▸ Material for this exercise:
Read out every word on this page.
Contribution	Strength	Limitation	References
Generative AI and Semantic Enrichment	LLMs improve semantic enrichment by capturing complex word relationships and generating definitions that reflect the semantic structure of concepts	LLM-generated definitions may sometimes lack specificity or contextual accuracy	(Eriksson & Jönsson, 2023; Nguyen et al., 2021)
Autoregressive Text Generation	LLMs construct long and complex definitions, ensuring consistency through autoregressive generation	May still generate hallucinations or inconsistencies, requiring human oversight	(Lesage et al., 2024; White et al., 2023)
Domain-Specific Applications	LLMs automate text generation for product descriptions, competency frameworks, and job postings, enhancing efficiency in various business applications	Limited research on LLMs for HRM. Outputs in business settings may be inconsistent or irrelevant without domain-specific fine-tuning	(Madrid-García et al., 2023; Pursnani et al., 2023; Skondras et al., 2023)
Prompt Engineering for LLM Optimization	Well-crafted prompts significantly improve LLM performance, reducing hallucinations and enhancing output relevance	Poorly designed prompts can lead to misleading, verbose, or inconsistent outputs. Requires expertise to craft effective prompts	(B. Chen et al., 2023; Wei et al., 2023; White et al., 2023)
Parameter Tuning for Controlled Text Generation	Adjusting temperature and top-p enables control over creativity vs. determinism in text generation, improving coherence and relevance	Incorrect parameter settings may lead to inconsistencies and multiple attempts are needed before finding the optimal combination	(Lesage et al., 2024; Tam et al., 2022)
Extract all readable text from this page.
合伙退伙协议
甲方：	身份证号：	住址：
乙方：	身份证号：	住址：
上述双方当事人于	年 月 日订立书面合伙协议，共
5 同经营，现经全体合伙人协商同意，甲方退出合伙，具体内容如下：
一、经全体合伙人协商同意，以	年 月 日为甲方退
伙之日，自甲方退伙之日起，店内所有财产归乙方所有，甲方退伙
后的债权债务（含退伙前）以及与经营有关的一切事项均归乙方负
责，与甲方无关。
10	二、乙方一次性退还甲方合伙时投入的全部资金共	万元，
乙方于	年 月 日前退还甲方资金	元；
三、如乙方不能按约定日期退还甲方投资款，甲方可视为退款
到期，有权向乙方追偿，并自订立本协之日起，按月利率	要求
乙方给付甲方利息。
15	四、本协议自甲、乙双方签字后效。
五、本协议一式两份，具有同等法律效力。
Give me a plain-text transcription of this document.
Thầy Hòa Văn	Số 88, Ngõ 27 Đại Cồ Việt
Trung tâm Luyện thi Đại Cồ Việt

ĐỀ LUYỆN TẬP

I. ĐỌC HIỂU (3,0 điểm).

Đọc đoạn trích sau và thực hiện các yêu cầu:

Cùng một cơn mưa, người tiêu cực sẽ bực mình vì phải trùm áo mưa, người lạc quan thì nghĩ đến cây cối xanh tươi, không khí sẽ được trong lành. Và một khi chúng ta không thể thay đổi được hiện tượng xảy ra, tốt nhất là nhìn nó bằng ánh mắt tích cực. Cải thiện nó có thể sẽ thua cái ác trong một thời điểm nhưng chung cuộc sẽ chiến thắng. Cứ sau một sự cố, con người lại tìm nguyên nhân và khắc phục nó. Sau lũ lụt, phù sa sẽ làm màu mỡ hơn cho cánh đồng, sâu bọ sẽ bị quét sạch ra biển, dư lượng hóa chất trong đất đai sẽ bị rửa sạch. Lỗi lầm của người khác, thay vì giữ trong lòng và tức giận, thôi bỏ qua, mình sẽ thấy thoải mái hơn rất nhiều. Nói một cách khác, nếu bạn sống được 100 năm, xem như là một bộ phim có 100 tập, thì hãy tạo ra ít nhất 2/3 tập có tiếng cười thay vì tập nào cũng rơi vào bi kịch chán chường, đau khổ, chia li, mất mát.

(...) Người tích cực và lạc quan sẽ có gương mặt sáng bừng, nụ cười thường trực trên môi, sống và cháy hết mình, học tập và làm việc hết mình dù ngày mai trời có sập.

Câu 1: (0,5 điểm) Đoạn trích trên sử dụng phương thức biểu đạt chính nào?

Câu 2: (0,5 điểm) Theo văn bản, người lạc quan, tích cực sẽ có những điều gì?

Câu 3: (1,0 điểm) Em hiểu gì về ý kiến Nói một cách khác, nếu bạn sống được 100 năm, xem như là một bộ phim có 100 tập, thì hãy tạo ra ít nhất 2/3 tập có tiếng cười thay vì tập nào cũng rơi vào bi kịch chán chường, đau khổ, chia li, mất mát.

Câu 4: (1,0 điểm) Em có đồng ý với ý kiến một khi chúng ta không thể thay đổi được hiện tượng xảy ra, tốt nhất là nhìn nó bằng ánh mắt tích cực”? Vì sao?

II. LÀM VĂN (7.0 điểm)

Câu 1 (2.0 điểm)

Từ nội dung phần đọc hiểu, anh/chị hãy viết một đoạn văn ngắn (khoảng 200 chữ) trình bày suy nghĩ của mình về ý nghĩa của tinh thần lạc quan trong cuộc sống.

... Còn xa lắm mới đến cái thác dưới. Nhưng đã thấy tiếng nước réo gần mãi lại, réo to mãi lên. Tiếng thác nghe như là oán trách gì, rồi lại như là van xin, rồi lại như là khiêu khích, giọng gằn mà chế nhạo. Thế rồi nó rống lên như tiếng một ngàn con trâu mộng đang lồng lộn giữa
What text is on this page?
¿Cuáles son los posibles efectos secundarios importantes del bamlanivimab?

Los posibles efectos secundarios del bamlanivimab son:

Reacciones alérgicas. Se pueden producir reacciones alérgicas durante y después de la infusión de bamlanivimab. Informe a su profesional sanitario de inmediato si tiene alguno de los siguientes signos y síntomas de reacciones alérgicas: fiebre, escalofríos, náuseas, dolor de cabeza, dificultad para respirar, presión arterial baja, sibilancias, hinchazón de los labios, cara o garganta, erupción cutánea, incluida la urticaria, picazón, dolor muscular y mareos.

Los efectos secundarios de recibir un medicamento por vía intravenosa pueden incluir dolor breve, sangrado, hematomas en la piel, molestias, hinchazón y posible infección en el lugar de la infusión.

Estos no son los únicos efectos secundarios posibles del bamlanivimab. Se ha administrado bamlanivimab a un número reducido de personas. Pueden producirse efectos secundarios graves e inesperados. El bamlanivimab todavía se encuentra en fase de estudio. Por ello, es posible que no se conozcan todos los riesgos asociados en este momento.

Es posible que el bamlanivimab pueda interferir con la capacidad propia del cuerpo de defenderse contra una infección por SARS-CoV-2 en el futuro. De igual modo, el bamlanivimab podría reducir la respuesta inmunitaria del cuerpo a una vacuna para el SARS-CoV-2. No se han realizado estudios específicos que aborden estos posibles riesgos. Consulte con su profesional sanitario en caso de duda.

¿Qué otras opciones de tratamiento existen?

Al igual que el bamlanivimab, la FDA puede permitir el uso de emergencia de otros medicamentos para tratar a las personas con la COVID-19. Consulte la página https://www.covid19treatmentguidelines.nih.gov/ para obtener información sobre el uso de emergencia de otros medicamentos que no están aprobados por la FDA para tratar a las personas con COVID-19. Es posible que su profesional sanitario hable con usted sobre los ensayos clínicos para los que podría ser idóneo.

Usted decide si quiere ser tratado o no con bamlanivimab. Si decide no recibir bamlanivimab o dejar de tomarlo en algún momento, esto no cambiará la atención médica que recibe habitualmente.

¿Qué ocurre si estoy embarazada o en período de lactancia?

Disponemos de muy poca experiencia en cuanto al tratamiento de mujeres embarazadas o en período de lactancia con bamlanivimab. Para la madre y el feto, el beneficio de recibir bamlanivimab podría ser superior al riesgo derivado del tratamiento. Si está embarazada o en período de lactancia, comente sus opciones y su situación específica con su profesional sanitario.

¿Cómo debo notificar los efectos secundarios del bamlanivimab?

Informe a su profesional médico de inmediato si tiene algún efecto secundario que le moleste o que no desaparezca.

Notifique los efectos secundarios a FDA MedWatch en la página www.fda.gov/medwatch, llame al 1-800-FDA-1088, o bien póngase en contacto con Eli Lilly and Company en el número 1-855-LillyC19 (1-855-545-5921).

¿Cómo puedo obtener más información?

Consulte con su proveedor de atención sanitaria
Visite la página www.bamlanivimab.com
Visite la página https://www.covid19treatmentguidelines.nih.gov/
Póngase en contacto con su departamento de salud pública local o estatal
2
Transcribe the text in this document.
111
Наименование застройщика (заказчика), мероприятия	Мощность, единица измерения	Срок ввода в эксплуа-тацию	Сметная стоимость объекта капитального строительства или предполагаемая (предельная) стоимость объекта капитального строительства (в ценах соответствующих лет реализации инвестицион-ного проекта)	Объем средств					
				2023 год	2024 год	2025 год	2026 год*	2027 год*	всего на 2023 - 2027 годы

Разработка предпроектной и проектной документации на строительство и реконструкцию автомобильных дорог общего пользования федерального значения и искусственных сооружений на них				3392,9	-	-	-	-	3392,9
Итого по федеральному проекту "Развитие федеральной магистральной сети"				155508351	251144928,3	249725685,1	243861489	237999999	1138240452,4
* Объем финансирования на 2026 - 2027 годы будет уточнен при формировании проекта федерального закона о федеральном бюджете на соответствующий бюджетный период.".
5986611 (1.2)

▸ What you are asked to do: Determine how many lines of the listing above hold the word "page". Report that number without anything else.

▸ Result: 3